Treasury Secretary Steven Mnuchin said on Thursday he’s considering the creation of a government lending program for U.S. oil companies, helping to stabilize the market. Prices were hovering near US$17 per barrel in New York on Friday.

April’s gains in energy-production ETFs far exceed those of the US$254 billion SPDR S&P 500 ETF Trust, ticker SPY, which has risen about 8.5 per cent this month.

Even with April’s recovery, XOP has lost about 50 per cent and XLE has dropped over 40 per cent so far in 2020, while SPY is down roughly 13 per cent.

XOP’s rebound represents a normalization after investors dumped value stocks during the height of March’s sell-off, according to WallachBeth Capital.

“Remember, March saw forced liquidation after many came in long value stocks and were forced to cut risk at very bad, distressed levels,” said Ilya Feygin, a senior strategist at WallachBeth. “The relationship simply normalized after being stretched in March.”

Bart Melek of Toronto Dominion Bank doesn’t expect oil producers to outperform the commodity itself for much longer. While shares of oil companies have recovered alongside other value stocks, Melek sees the unprecedented supply- and-demand imbalance in oil markets starting to ebb.

“Value is very responsive to net earnings and cash flows, which tend to jump on any incremental increase above their break-even,” said Melek, head of commodity strategy. “As supply cuts take effect and demand starts to return, oil prices should move higher.”

### TASK ITEM A
Answer these questions from the oil-market text, one line each:
(i) Near what price per barrel were oil prices hovering in New York on Friday?
(ii) About how much has the SPDR S&P 500 ETF Trust risen this month?
(iii) What position does Bart Melek hold?
### TASK ITEM B
Return the part of the oil-market text between "April’s gains in" and "13 per cent.", inclusive, copied word for word.

### RECORDS SHOWN
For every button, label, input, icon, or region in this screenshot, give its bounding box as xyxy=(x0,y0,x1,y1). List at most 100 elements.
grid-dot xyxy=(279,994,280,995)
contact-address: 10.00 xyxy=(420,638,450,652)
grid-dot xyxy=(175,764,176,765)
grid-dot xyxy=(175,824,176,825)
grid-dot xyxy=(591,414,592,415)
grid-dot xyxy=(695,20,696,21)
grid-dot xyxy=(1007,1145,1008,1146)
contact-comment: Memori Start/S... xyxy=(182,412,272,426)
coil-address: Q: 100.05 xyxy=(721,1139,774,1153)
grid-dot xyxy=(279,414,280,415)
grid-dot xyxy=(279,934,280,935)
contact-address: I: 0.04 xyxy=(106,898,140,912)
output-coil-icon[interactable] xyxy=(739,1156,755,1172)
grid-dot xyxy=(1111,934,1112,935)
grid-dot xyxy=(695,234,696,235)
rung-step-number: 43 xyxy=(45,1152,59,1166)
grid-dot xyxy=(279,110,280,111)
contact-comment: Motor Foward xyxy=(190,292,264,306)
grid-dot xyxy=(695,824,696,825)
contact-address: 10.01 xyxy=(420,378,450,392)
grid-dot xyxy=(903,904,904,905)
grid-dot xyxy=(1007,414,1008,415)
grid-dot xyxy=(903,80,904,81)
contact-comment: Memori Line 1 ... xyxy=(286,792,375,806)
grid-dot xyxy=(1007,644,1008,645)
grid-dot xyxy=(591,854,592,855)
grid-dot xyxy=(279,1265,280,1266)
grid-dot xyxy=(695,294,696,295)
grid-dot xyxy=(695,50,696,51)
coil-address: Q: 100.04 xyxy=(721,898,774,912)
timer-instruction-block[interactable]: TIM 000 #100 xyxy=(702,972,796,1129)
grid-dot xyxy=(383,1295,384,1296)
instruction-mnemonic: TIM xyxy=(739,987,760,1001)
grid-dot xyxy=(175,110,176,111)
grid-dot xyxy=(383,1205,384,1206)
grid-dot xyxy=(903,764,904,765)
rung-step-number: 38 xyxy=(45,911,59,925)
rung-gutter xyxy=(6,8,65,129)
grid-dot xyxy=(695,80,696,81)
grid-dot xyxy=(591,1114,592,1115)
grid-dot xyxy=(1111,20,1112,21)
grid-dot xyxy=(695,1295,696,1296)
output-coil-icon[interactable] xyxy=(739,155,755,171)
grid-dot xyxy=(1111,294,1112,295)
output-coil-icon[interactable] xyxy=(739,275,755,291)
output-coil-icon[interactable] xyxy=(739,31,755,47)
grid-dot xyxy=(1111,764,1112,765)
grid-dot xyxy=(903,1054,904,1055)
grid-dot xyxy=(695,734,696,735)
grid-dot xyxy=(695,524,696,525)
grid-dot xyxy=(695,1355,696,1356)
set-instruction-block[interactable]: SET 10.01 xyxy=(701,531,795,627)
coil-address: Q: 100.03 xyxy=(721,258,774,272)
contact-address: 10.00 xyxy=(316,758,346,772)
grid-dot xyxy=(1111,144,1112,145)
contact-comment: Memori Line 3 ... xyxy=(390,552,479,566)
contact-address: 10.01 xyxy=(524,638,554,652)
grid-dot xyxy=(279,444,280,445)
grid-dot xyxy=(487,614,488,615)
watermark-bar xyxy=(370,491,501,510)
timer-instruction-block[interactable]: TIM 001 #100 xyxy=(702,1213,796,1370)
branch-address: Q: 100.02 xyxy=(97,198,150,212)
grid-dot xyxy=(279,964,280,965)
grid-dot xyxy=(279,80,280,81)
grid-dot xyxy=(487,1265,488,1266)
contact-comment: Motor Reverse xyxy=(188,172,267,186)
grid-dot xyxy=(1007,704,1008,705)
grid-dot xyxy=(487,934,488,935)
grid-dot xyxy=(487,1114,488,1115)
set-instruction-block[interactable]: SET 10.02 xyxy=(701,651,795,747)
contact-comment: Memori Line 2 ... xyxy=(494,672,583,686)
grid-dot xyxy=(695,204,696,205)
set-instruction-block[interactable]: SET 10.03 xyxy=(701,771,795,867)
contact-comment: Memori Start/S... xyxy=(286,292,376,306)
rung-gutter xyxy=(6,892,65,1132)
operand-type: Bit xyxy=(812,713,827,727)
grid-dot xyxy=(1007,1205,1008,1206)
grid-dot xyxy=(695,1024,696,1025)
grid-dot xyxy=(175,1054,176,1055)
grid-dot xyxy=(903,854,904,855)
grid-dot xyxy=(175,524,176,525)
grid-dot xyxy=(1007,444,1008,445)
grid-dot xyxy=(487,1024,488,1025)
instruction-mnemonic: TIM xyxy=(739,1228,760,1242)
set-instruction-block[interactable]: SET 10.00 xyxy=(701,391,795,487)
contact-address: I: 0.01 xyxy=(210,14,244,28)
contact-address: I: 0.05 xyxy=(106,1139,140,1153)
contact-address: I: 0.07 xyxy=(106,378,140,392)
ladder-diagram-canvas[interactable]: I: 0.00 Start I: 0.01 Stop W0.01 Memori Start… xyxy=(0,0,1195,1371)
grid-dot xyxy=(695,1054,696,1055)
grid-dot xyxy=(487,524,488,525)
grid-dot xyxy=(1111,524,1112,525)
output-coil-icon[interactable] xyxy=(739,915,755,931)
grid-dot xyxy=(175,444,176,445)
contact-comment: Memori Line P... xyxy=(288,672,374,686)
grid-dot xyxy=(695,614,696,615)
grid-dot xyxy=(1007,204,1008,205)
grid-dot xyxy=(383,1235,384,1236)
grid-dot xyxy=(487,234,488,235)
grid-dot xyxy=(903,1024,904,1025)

### RESULT A
(i) US$17 per barrel
(ii) About 8.5 percent
(iii) Head of commodity strategy

### RESULT B
April’s gains in energy-production ETFs far exceed those of the US$254 billion SPDR S&P 500 ETF Trust, ticker SPY, which has risen about 8.5 per cent this month.

Even with April’s recovery, XOP has lost about 50 per cent and XLE has dropped over 40 per cent so far in 2020, while SPY is down roughly 13 per cent.